[Raw records]
::::::
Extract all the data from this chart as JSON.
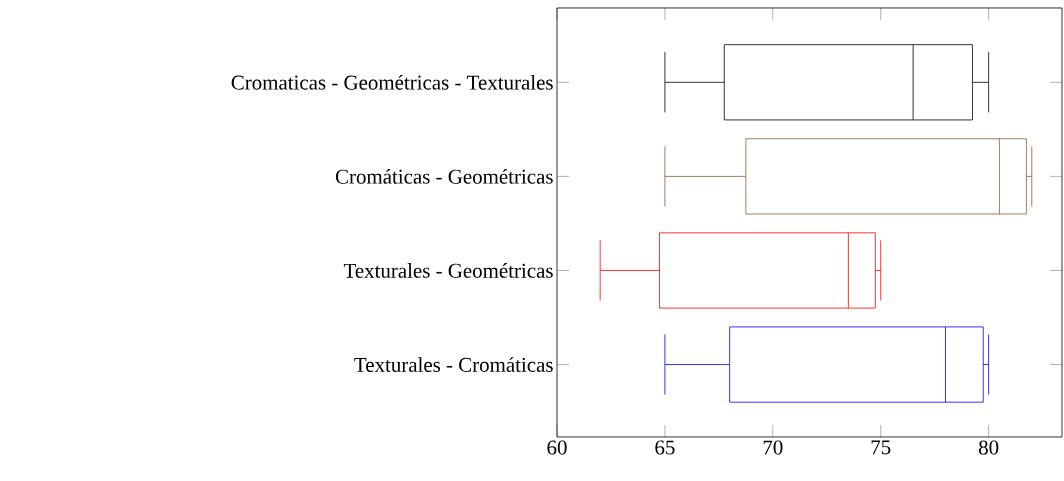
{
  "chart_data": {
    "type": "box",
    "orientation": "horizontal",
    "categories": [
      "Cromaticas - Geométricas - Texturales",
      "Cromáticas - Geométricas",
      "Texturales - Geométricas",
      "Texturales - Cromáticas"
    ],
    "boxes": [
      {
        "low": 65,
        "q1": 67.75,
        "median": 76.5,
        "q3": 79.25,
        "high": 80
      },
      {
        "low": 65,
        "q1": 68.75,
        "median": 80.5,
        "q3": 81.75,
        "high": 82
      },
      {
        "low": 62,
        "q1": 64.75,
        "median": 73.5,
        "q3": 74.75,
        "high": 75
      },
      {
        "low": 65,
        "q1": 68,
        "median": 78,
        "q3": 79.75,
        "high": 80
      }
    ],
    "colors": [
      "#000000",
      "#8b5e34",
      "#ff0000",
      "#0000ff"
    ],
    "xlim": [
      60,
      83.4
    ],
    "xticks": [
      60,
      65,
      70,
      75,
      80
    ]
  }
}
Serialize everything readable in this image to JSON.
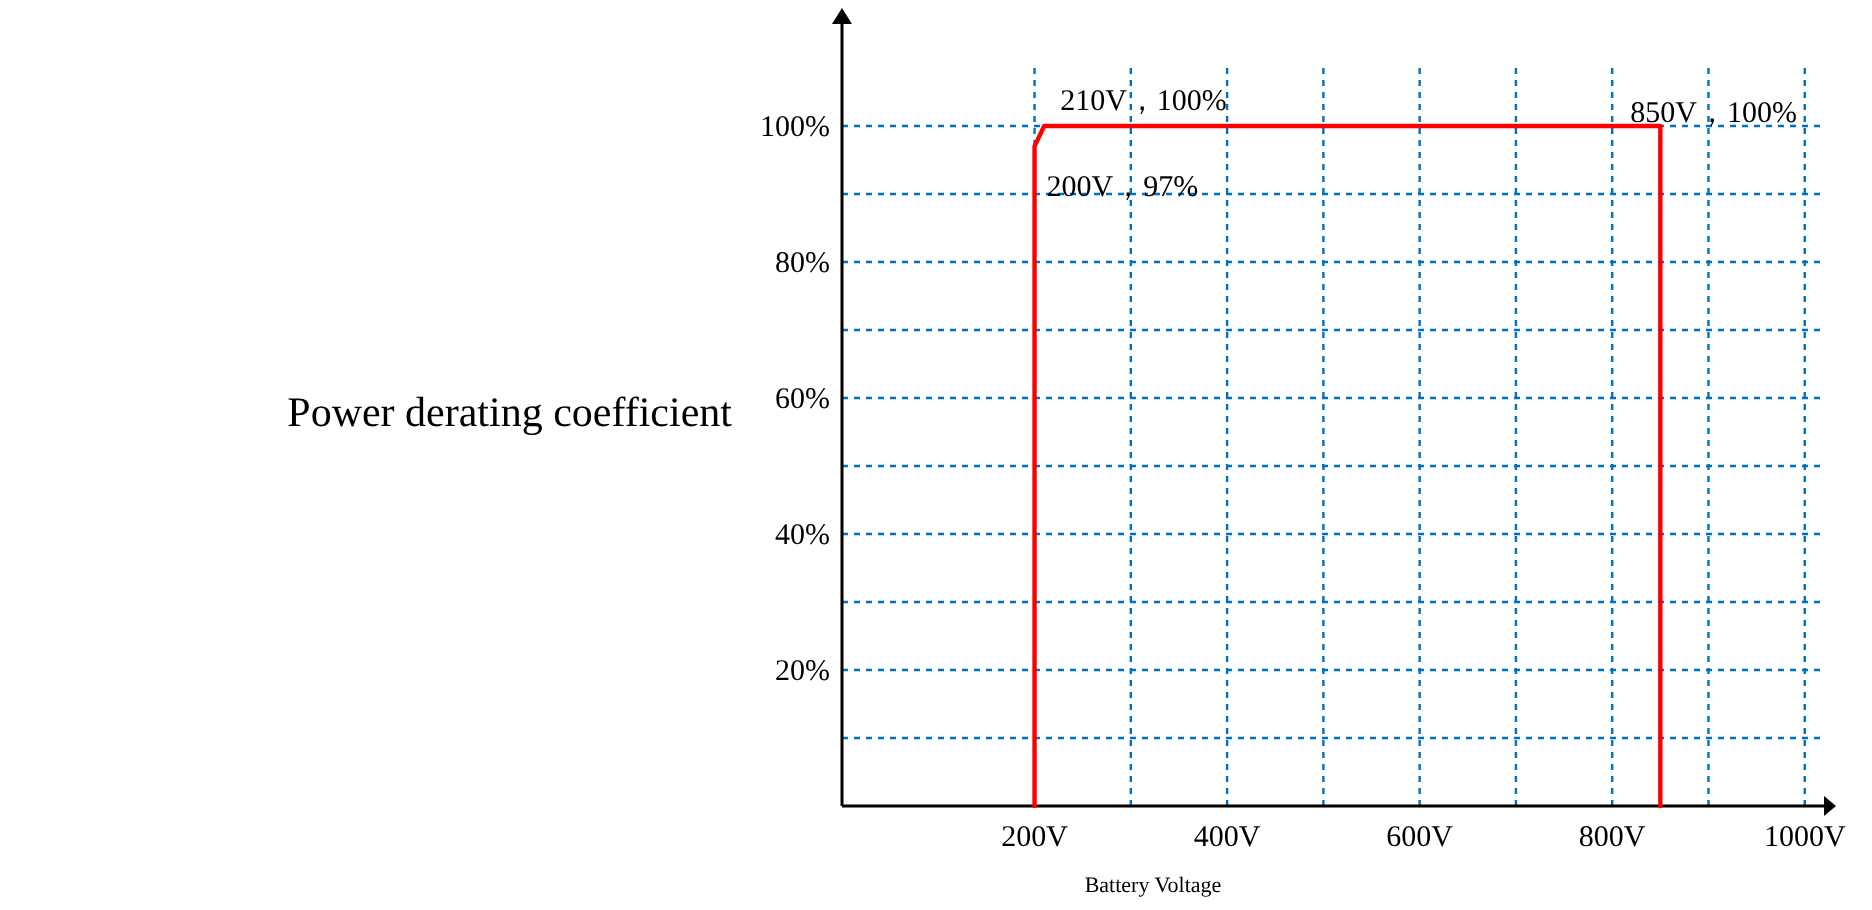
{
  "chart_data": {
    "type": "line",
    "xlabel": "Battery Voltage",
    "ylabel": "Power derating coefficient",
    "series": [
      {
        "color": "#ff0000",
        "x": [
          200,
          200,
          210,
          850,
          850
        ],
        "values": [
          0,
          97,
          100,
          100,
          0
        ]
      }
    ],
    "xlim": [
      0,
      1020
    ],
    "ylim": [
      0,
      115
    ],
    "xticks": [
      {
        "value": 200,
        "label": "200V"
      },
      {
        "value": 300,
        "label": null
      },
      {
        "value": 400,
        "label": "400V"
      },
      {
        "value": 500,
        "label": null
      },
      {
        "value": 600,
        "label": "600V"
      },
      {
        "value": 700,
        "label": null
      },
      {
        "value": 800,
        "label": "800V"
      },
      {
        "value": 900,
        "label": null
      },
      {
        "value": 1000,
        "label": "1000V"
      }
    ],
    "yticks": [
      {
        "value": 10,
        "label": null
      },
      {
        "value": 20,
        "label": "20%"
      },
      {
        "value": 30,
        "label": null
      },
      {
        "value": 40,
        "label": "40%"
      },
      {
        "value": 50,
        "label": null
      },
      {
        "value": 60,
        "label": "60%"
      },
      {
        "value": 70,
        "label": null
      },
      {
        "value": 80,
        "label": "80%"
      },
      {
        "value": 90,
        "label": null
      },
      {
        "value": 100,
        "label": "100%"
      }
    ],
    "grid": true,
    "line_style": "solid",
    "marker": "none",
    "annotations": [
      {
        "text": "210V，100%",
        "x": 210,
        "y": 100
      },
      {
        "text": "200V，97%",
        "x": 200,
        "y": 97
      },
      {
        "text": "850V，100%",
        "x": 850,
        "y": 100
      }
    ]
  }
}
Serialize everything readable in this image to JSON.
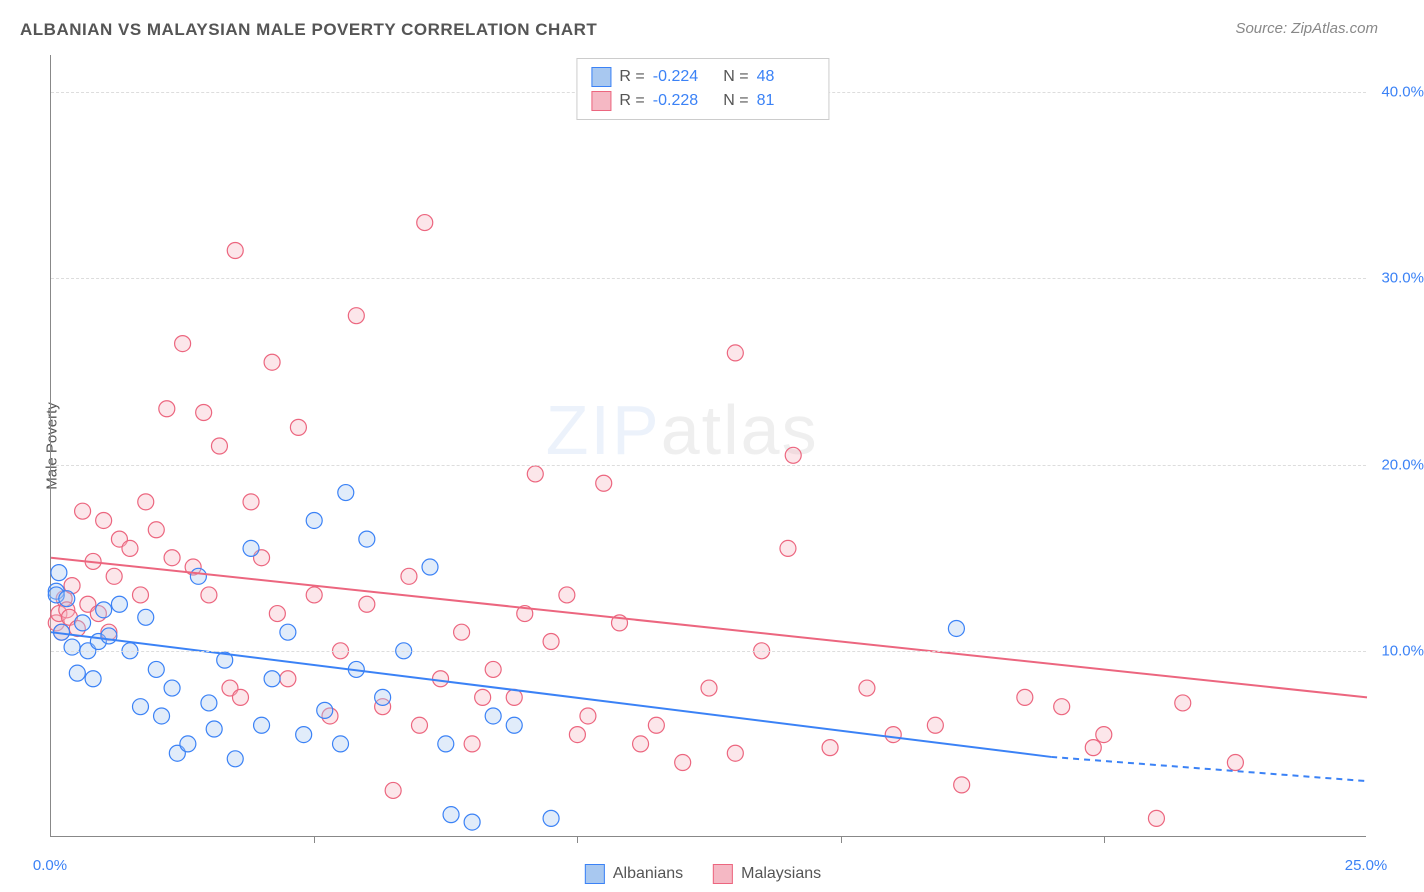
{
  "title": "ALBANIAN VS MALAYSIAN MALE POVERTY CORRELATION CHART",
  "source": "Source: ZipAtlas.com",
  "ylabel": "Male Poverty",
  "watermark": {
    "part1": "ZIP",
    "part2": "atlas"
  },
  "chart": {
    "type": "scatter",
    "background_color": "#ffffff",
    "grid_color": "#dddddd",
    "axis_color": "#888888",
    "tick_label_color": "#3b82f6",
    "title_color": "#555555",
    "title_fontsize": 17,
    "label_fontsize": 15,
    "xlim": [
      0,
      25
    ],
    "ylim": [
      0,
      42
    ],
    "xtick_step": 5,
    "ytick_step": 10,
    "xtick_labels": {
      "0": "0.0%",
      "25": "25.0%"
    },
    "ytick_labels": {
      "10": "10.0%",
      "20": "20.0%",
      "30": "30.0%",
      "40": "40.0%"
    },
    "marker_radius": 8,
    "marker_stroke_width": 1.2,
    "marker_fill_opacity": 0.35,
    "line_width": 2,
    "series": [
      {
        "name": "Albanians",
        "color_stroke": "#3b82f6",
        "color_fill": "#a8c8f0",
        "R": "-0.224",
        "N": "48",
        "trend": {
          "x0": 0,
          "y0": 11.0,
          "x1_solid": 19.0,
          "y1_solid": 4.3,
          "x1_dash": 25,
          "y1_dash": 3.0
        },
        "points": [
          [
            0.1,
            13.2
          ],
          [
            0.1,
            13.0
          ],
          [
            0.15,
            14.2
          ],
          [
            0.2,
            11.0
          ],
          [
            0.3,
            12.8
          ],
          [
            0.4,
            10.2
          ],
          [
            0.5,
            8.8
          ],
          [
            0.6,
            11.5
          ],
          [
            0.7,
            10.0
          ],
          [
            0.8,
            8.5
          ],
          [
            0.9,
            10.5
          ],
          [
            1.0,
            12.2
          ],
          [
            1.1,
            10.8
          ],
          [
            1.3,
            12.5
          ],
          [
            1.5,
            10.0
          ],
          [
            1.7,
            7.0
          ],
          [
            1.8,
            11.8
          ],
          [
            2.0,
            9.0
          ],
          [
            2.1,
            6.5
          ],
          [
            2.3,
            8.0
          ],
          [
            2.4,
            4.5
          ],
          [
            2.6,
            5.0
          ],
          [
            2.8,
            14.0
          ],
          [
            3.0,
            7.2
          ],
          [
            3.1,
            5.8
          ],
          [
            3.3,
            9.5
          ],
          [
            3.5,
            4.2
          ],
          [
            3.8,
            15.5
          ],
          [
            4.0,
            6.0
          ],
          [
            4.2,
            8.5
          ],
          [
            4.5,
            11.0
          ],
          [
            4.8,
            5.5
          ],
          [
            5.0,
            17.0
          ],
          [
            5.2,
            6.8
          ],
          [
            5.6,
            18.5
          ],
          [
            5.8,
            9.0
          ],
          [
            6.0,
            16.0
          ],
          [
            6.3,
            7.5
          ],
          [
            6.7,
            10.0
          ],
          [
            7.2,
            14.5
          ],
          [
            7.5,
            5.0
          ],
          [
            7.6,
            1.2
          ],
          [
            8.0,
            0.8
          ],
          [
            8.4,
            6.5
          ],
          [
            8.8,
            6.0
          ],
          [
            9.5,
            1.0
          ],
          [
            17.2,
            11.2
          ],
          [
            5.5,
            5.0
          ]
        ]
      },
      {
        "name": "Malaysians",
        "color_stroke": "#ec667f",
        "color_fill": "#f5b8c4",
        "R": "-0.228",
        "N": "81",
        "trend": {
          "x0": 0,
          "y0": 15.0,
          "x1_solid": 25,
          "y1_solid": 7.5,
          "x1_dash": 25,
          "y1_dash": 7.5
        },
        "points": [
          [
            0.1,
            11.5
          ],
          [
            0.15,
            12.0
          ],
          [
            0.2,
            11.0
          ],
          [
            0.25,
            12.8
          ],
          [
            0.3,
            12.2
          ],
          [
            0.35,
            11.8
          ],
          [
            0.4,
            13.5
          ],
          [
            0.5,
            11.2
          ],
          [
            0.6,
            17.5
          ],
          [
            0.7,
            12.5
          ],
          [
            0.8,
            14.8
          ],
          [
            0.9,
            12.0
          ],
          [
            1.0,
            17.0
          ],
          [
            1.1,
            11.0
          ],
          [
            1.2,
            14.0
          ],
          [
            1.3,
            16.0
          ],
          [
            1.5,
            15.5
          ],
          [
            1.7,
            13.0
          ],
          [
            1.8,
            18.0
          ],
          [
            2.0,
            16.5
          ],
          [
            2.2,
            23.0
          ],
          [
            2.3,
            15.0
          ],
          [
            2.5,
            26.5
          ],
          [
            2.7,
            14.5
          ],
          [
            2.9,
            22.8
          ],
          [
            3.0,
            13.0
          ],
          [
            3.2,
            21.0
          ],
          [
            3.4,
            8.0
          ],
          [
            3.5,
            31.5
          ],
          [
            3.6,
            7.5
          ],
          [
            3.8,
            18.0
          ],
          [
            4.0,
            15.0
          ],
          [
            4.2,
            25.5
          ],
          [
            4.3,
            12.0
          ],
          [
            4.5,
            8.5
          ],
          [
            4.7,
            22.0
          ],
          [
            5.0,
            13.0
          ],
          [
            5.3,
            6.5
          ],
          [
            5.5,
            10.0
          ],
          [
            5.8,
            28.0
          ],
          [
            6.0,
            12.5
          ],
          [
            6.3,
            7.0
          ],
          [
            6.5,
            2.5
          ],
          [
            6.8,
            14.0
          ],
          [
            7.0,
            6.0
          ],
          [
            7.1,
            33.0
          ],
          [
            7.4,
            8.5
          ],
          [
            7.8,
            11.0
          ],
          [
            8.0,
            5.0
          ],
          [
            8.4,
            9.0
          ],
          [
            8.8,
            7.5
          ],
          [
            9.2,
            19.5
          ],
          [
            9.5,
            10.5
          ],
          [
            9.8,
            13.0
          ],
          [
            10.2,
            6.5
          ],
          [
            10.5,
            19.0
          ],
          [
            10.8,
            11.5
          ],
          [
            11.2,
            5.0
          ],
          [
            11.5,
            6.0
          ],
          [
            12.0,
            4.0
          ],
          [
            12.5,
            8.0
          ],
          [
            13.0,
            26.0
          ],
          [
            13.0,
            4.5
          ],
          [
            13.5,
            10.0
          ],
          [
            14.0,
            15.5
          ],
          [
            14.1,
            20.5
          ],
          [
            14.8,
            4.8
          ],
          [
            15.5,
            8.0
          ],
          [
            16.0,
            5.5
          ],
          [
            16.8,
            6.0
          ],
          [
            17.3,
            2.8
          ],
          [
            18.5,
            7.5
          ],
          [
            19.2,
            7.0
          ],
          [
            19.8,
            4.8
          ],
          [
            20.0,
            5.5
          ],
          [
            21.0,
            1.0
          ],
          [
            21.5,
            7.2
          ],
          [
            22.5,
            4.0
          ],
          [
            8.2,
            7.5
          ],
          [
            9.0,
            12.0
          ],
          [
            10.0,
            5.5
          ]
        ]
      }
    ]
  },
  "legend_bottom": [
    {
      "label": "Albanians",
      "fill": "#a8c8f0",
      "stroke": "#3b82f6"
    },
    {
      "label": "Malaysians",
      "fill": "#f5b8c4",
      "stroke": "#ec667f"
    }
  ]
}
::::::
Exercise objective:
Show the lines of the records that include the string "ylabel".

Result:
    "ylabel": "Power derating coefficient",
  "ylabel": "Male Poverty",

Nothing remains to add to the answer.